→ Objective:
Copy each line of the entries beneath that contains the word "JSON".

(Dataset records)
+-------+

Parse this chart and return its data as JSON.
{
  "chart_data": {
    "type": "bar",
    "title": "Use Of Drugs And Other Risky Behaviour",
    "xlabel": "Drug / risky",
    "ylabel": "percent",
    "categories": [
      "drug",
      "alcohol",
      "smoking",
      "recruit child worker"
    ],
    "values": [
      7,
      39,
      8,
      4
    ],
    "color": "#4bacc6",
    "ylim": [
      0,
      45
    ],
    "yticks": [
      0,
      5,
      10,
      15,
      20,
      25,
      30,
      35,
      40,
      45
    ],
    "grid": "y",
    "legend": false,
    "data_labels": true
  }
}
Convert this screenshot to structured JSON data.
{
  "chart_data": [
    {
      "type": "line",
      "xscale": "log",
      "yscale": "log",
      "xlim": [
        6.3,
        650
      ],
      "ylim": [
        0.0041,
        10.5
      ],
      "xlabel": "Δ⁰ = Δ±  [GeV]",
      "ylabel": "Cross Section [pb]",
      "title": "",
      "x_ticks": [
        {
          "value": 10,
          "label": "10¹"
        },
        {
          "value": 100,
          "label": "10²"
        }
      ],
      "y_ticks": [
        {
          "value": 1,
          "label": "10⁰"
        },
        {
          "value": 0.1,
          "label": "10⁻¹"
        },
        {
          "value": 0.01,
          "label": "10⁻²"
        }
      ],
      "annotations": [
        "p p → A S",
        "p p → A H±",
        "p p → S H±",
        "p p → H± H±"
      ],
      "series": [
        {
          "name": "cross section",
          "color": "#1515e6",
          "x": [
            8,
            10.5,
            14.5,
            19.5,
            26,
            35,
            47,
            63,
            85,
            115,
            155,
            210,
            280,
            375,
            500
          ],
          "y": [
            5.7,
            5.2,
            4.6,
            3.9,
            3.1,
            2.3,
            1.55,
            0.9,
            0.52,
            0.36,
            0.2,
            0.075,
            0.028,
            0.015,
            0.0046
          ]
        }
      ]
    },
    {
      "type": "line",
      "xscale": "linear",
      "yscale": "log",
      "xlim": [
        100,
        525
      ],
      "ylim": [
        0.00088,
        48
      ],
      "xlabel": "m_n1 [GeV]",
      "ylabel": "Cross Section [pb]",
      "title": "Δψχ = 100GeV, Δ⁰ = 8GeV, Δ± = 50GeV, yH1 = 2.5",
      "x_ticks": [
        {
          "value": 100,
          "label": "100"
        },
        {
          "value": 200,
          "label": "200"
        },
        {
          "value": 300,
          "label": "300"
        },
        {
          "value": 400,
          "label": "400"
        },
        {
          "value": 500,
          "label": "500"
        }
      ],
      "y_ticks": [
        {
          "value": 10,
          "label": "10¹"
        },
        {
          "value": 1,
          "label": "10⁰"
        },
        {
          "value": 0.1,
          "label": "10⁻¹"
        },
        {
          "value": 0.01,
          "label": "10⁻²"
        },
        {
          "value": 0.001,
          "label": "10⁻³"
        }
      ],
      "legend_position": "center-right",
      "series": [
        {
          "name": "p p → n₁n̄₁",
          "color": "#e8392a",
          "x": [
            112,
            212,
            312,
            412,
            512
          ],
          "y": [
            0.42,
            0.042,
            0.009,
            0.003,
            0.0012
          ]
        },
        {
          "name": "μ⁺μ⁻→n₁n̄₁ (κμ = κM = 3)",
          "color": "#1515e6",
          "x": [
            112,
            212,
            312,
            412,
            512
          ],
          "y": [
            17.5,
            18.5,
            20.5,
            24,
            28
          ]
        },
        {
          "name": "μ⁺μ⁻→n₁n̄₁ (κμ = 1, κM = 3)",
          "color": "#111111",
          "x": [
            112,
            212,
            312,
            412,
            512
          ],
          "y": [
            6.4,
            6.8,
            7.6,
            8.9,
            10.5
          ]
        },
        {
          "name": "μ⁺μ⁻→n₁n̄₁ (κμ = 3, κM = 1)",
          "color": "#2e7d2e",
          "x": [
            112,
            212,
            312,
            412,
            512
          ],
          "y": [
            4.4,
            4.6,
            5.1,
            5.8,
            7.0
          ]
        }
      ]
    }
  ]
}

+-------+

→ Exercise response:
Parse this chart and return its data as JSON.
Convert this screenshot to structured JSON data.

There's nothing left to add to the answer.